**Instructions for the task:** Transcribe the records below exactly, leaving out any pictures.
**** Task data ****
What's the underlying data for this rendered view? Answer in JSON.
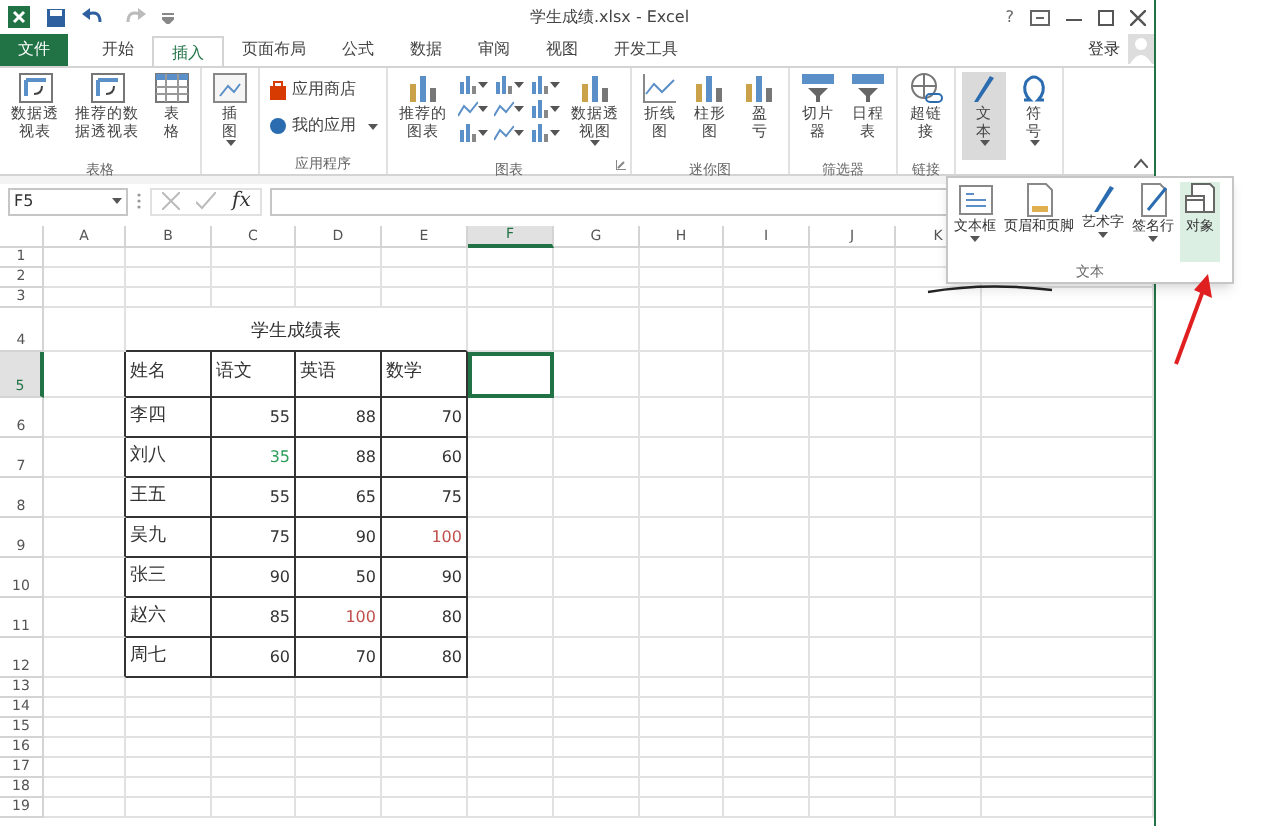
{
  "window": {
    "title": "学生成绩.xlsx - Excel",
    "help": "?"
  },
  "tabs": [
    {
      "label": "文件",
      "kind": "file",
      "selected": false
    },
    {
      "label": "开始",
      "kind": "tab",
      "selected": false
    },
    {
      "label": "插入",
      "kind": "tab",
      "selected": true
    },
    {
      "label": "页面布局",
      "kind": "tab",
      "selected": false
    },
    {
      "label": "公式",
      "kind": "tab",
      "selected": false
    },
    {
      "label": "数据",
      "kind": "tab",
      "selected": false
    },
    {
      "label": "审阅",
      "kind": "tab",
      "selected": false
    },
    {
      "label": "视图",
      "kind": "tab",
      "selected": false
    },
    {
      "label": "开发工具",
      "kind": "tab",
      "selected": false
    }
  ],
  "account": {
    "label": "登录"
  },
  "ribbon": {
    "groups": [
      {
        "label": "表格",
        "buttons": [
          {
            "kind": "large",
            "label": "数据透视表",
            "dropdown": false,
            "pressed": false
          },
          {
            "kind": "large",
            "label": "推荐的数据透视表",
            "dropdown": false,
            "pressed": false
          },
          {
            "kind": "large",
            "label": "表格",
            "dropdown": false,
            "pressed": false
          }
        ]
      },
      {
        "buttons": [
          {
            "kind": "large",
            "label": "插图",
            "dropdown": true,
            "pressed": false
          }
        ]
      },
      {
        "label": "应用程序",
        "buttons": [
          {
            "kind": "small",
            "label": "应用商店",
            "dropdown": false,
            "pressed": false
          },
          {
            "kind": "small",
            "label": "我的应用",
            "dropdown": true,
            "pressed": false
          }
        ]
      },
      {
        "label": "图表",
        "launcher": true,
        "buttons": [
          {
            "kind": "large",
            "label": "推荐的图表",
            "dropdown": false,
            "pressed": false
          },
          {
            "kind": "icons",
            "dropdown": true,
            "pressed": false
          },
          {
            "kind": "large",
            "label": "数据透视图",
            "dropdown": true,
            "pressed": false
          }
        ]
      },
      {
        "label": "迷你图",
        "buttons": [
          {
            "kind": "large",
            "label": "折线图",
            "dropdown": false,
            "pressed": false
          },
          {
            "kind": "large",
            "label": "柱形图",
            "dropdown": false,
            "pressed": false
          },
          {
            "kind": "large",
            "label": "盈亏",
            "dropdown": false,
            "pressed": false
          }
        ]
      },
      {
        "label": "筛选器",
        "buttons": [
          {
            "kind": "large",
            "label": "切片器",
            "dropdown": false,
            "pressed": false
          },
          {
            "kind": "large",
            "label": "日程表",
            "dropdown": false,
            "pressed": false
          }
        ]
      },
      {
        "label": "链接",
        "buttons": [
          {
            "kind": "large",
            "label": "超链接",
            "dropdown": false,
            "pressed": false
          }
        ]
      },
      {
        "buttons": [
          {
            "kind": "large",
            "label": "文本",
            "dropdown": true,
            "pressed": true
          },
          {
            "kind": "large",
            "label": "符号",
            "dropdown": true,
            "pressed": false
          }
        ]
      }
    ]
  },
  "text_menu": {
    "label": "文本",
    "items": [
      {
        "label": "文本框",
        "dropdown": true,
        "selected": false
      },
      {
        "label": "页眉和页脚",
        "dropdown": false,
        "selected": false
      },
      {
        "label": "艺术字",
        "dropdown": true,
        "selected": false
      },
      {
        "label": "签名行",
        "dropdown": true,
        "selected": false
      },
      {
        "label": "对象",
        "dropdown": false,
        "selected": true
      }
    ]
  },
  "formula_bar": {
    "name_box": "F5",
    "function_label": "fx"
  },
  "sheet": {
    "columns": [
      {
        "label": "A",
        "selected": false
      },
      {
        "label": "B",
        "selected": false
      },
      {
        "label": "C",
        "selected": false
      },
      {
        "label": "D",
        "selected": false
      },
      {
        "label": "E",
        "selected": false
      },
      {
        "label": "F",
        "selected": true
      },
      {
        "label": "G",
        "selected": false
      },
      {
        "label": "H",
        "selected": false
      },
      {
        "label": "I",
        "selected": false
      },
      {
        "label": "J",
        "selected": false
      },
      {
        "label": "K",
        "selected": false
      }
    ],
    "rows": [
      {
        "label": "1",
        "selected": false
      },
      {
        "label": "2",
        "selected": false
      },
      {
        "label": "3",
        "selected": false
      },
      {
        "label": "4",
        "selected": false
      },
      {
        "label": "5",
        "selected": true
      },
      {
        "label": "6",
        "selected": false
      },
      {
        "label": "7",
        "selected": false
      },
      {
        "label": "8",
        "selected": false
      },
      {
        "label": "9",
        "selected": false
      },
      {
        "label": "10",
        "selected": false
      },
      {
        "label": "11",
        "selected": false
      },
      {
        "label": "12",
        "selected": false
      },
      {
        "label": "13",
        "selected": false
      },
      {
        "label": "14",
        "selected": false
      },
      {
        "label": "15",
        "selected": false
      },
      {
        "label": "16",
        "selected": false
      },
      {
        "label": "17",
        "selected": false
      },
      {
        "label": "18",
        "selected": false
      },
      {
        "label": "19",
        "selected": false
      }
    ],
    "title": "学生成绩表",
    "table": {
      "header": [
        "姓名",
        "语文",
        "英语",
        "数学"
      ],
      "rows": [
        [
          {
            "text": "李四"
          },
          {
            "text": "55"
          },
          {
            "text": "88"
          },
          {
            "text": "70"
          }
        ],
        [
          {
            "text": "刘八"
          },
          {
            "text": "35",
            "color": "#2e9e5a"
          },
          {
            "text": "88"
          },
          {
            "text": "60"
          }
        ],
        [
          {
            "text": "王五"
          },
          {
            "text": "55"
          },
          {
            "text": "65"
          },
          {
            "text": "75"
          }
        ],
        [
          {
            "text": "吴九"
          },
          {
            "text": "75"
          },
          {
            "text": "90"
          },
          {
            "text": "100",
            "color": "#c0504d"
          }
        ],
        [
          {
            "text": "张三"
          },
          {
            "text": "90"
          },
          {
            "text": "50"
          },
          {
            "text": "90"
          }
        ],
        [
          {
            "text": "赵六"
          },
          {
            "text": "85"
          },
          {
            "text": "100",
            "color": "#c0504d"
          },
          {
            "text": "80"
          }
        ],
        [
          {
            "text": "周七"
          },
          {
            "text": "60"
          },
          {
            "text": "70"
          },
          {
            "text": "80"
          }
        ]
      ]
    }
  }
}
****
**Solution below:**
What's the underlying data for this rendered view? Answer in JSON.
{
  "window": {
    "title": "学生成绩.xlsx - Excel",
    "help": "?"
  },
  "tabs": [
    {
      "label": "文件",
      "kind": "file",
      "selected": false
    },
    {
      "label": "开始",
      "kind": "tab",
      "selected": false
    },
    {
      "label": "插入",
      "kind": "tab",
      "selected": true
    },
    {
      "label": "页面布局",
      "kind": "tab",
      "selected": false
    },
    {
      "label": "公式",
      "kind": "tab",
      "selected": false
    },
    {
      "label": "数据",
      "kind": "tab",
      "selected": false
    },
    {
      "label": "审阅",
      "kind": "tab",
      "selected": false
    },
    {
      "label": "视图",
      "kind": "tab",
      "selected": false
    },
    {
      "label": "开发工具",
      "kind": "tab",
      "selected": false
    }
  ],
  "account": {
    "label": "登录"
  },
  "ribbon": {
    "groups": [
      {
        "label": "表格",
        "buttons": [
          {
            "kind": "large",
            "label": "数据透视表",
            "dropdown": false,
            "pressed": false
          },
          {
            "kind": "large",
            "label": "推荐的数据透视表",
            "dropdown": false,
            "pressed": false
          },
          {
            "kind": "large",
            "label": "表格",
            "dropdown": false,
            "pressed": false
          }
        ]
      },
      {
        "buttons": [
          {
            "kind": "large",
            "label": "插图",
            "dropdown": true,
            "pressed": false
          }
        ]
      },
      {
        "label": "应用程序",
        "buttons": [
          {
            "kind": "small",
            "label": "应用商店",
            "dropdown": false,
            "pressed": false
          },
          {
            "kind": "small",
            "label": "我的应用",
            "dropdown": true,
            "pressed": false
          }
        ]
      },
      {
        "label": "图表",
        "launcher": true,
        "buttons": [
          {
            "kind": "large",
            "label": "推荐的图表",
            "dropdown": false,
            "pressed": false
          },
          {
            "kind": "icons",
            "dropdown": true,
            "pressed": false
          },
          {
            "kind": "large",
            "label": "数据透视图",
            "dropdown": true,
            "pressed": false
          }
        ]
      },
      {
        "label": "迷你图",
        "buttons": [
          {
            "kind": "large",
            "label": "折线图",
            "dropdown": false,
            "pressed": false
          },
          {
            "kind": "large",
            "label": "柱形图",
            "dropdown": false,
            "pressed": false
          },
          {
            "kind": "large",
            "label": "盈亏",
            "dropdown": false,
            "pressed": false
          }
        ]
      },
      {
        "label": "筛选器",
        "buttons": [
          {
            "kind": "large",
            "label": "切片器",
            "dropdown": false,
            "pressed": false
          },
          {
            "kind": "large",
            "label": "日程表",
            "dropdown": false,
            "pressed": false
          }
        ]
      },
      {
        "label": "链接",
        "buttons": [
          {
            "kind": "large",
            "label": "超链接",
            "dropdown": false,
            "pressed": false
          }
        ]
      },
      {
        "buttons": [
          {
            "kind": "large",
            "label": "文本",
            "dropdown": true,
            "pressed": true
          },
          {
            "kind": "large",
            "label": "符号",
            "dropdown": true,
            "pressed": false
          }
        ]
      }
    ]
  },
  "text_menu": {
    "label": "文本",
    "items": [
      {
        "label": "文本框",
        "dropdown": true,
        "selected": false
      },
      {
        "label": "页眉和页脚",
        "dropdown": false,
        "selected": false
      },
      {
        "label": "艺术字",
        "dropdown": true,
        "selected": false
      },
      {
        "label": "签名行",
        "dropdown": true,
        "selected": false
      },
      {
        "label": "对象",
        "dropdown": false,
        "selected": true
      }
    ]
  },
  "formula_bar": {
    "name_box": "F5",
    "function_label": "fx"
  },
  "sheet": {
    "columns": [
      {
        "label": "A",
        "selected": false
      },
      {
        "label": "B",
        "selected": false
      },
      {
        "label": "C",
        "selected": false
      },
      {
        "label": "D",
        "selected": false
      },
      {
        "label": "E",
        "selected": false
      },
      {
        "label": "F",
        "selected": true
      },
      {
        "label": "G",
        "selected": false
      },
      {
        "label": "H",
        "selected": false
      },
      {
        "label": "I",
        "selected": false
      },
      {
        "label": "J",
        "selected": false
      },
      {
        "label": "K",
        "selected": false
      }
    ],
    "rows": [
      {
        "label": "1",
        "selected": false
      },
      {
        "label": "2",
        "selected": false
      },
      {
        "label": "3",
        "selected": false
      },
      {
        "label": "4",
        "selected": false
      },
      {
        "label": "5",
        "selected": true
      },
      {
        "label": "6",
        "selected": false
      },
      {
        "label": "7",
        "selected": false
      },
      {
        "label": "8",
        "selected": false
      },
      {
        "label": "9",
        "selected": false
      },
      {
        "label": "10",
        "selected": false
      },
      {
        "label": "11",
        "selected": false
      },
      {
        "label": "12",
        "selected": false
      },
      {
        "label": "13",
        "selected": false
      },
      {
        "label": "14",
        "selected": false
      },
      {
        "label": "15",
        "selected": false
      },
      {
        "label": "16",
        "selected": false
      },
      {
        "label": "17",
        "selected": false
      },
      {
        "label": "18",
        "selected": false
      },
      {
        "label": "19",
        "selected": false
      }
    ],
    "title": "学生成绩表",
    "table": {
      "header": [
        "姓名",
        "语文",
        "英语",
        "数学"
      ],
      "rows": [
        [
          {
            "text": "李四"
          },
          {
            "text": "55"
          },
          {
            "text": "88"
          },
          {
            "text": "70"
          }
        ],
        [
          {
            "text": "刘八"
          },
          {
            "text": "35",
            "color": "#2e9e5a"
          },
          {
            "text": "88"
          },
          {
            "text": "60"
          }
        ],
        [
          {
            "text": "王五"
          },
          {
            "text": "55"
          },
          {
            "text": "65"
          },
          {
            "text": "75"
          }
        ],
        [
          {
            "text": "吴九"
          },
          {
            "text": "75"
          },
          {
            "text": "90"
          },
          {
            "text": "100",
            "color": "#c0504d"
          }
        ],
        [
          {
            "text": "张三"
          },
          {
            "text": "90"
          },
          {
            "text": "50"
          },
          {
            "text": "90"
          }
        ],
        [
          {
            "text": "赵六"
          },
          {
            "text": "85"
          },
          {
            "text": "100",
            "color": "#c0504d"
          },
          {
            "text": "80"
          }
        ],
        [
          {
            "text": "周七"
          },
          {
            "text": "60"
          },
          {
            "text": "70"
          },
          {
            "text": "80"
          }
        ]
      ]
    }
  }
}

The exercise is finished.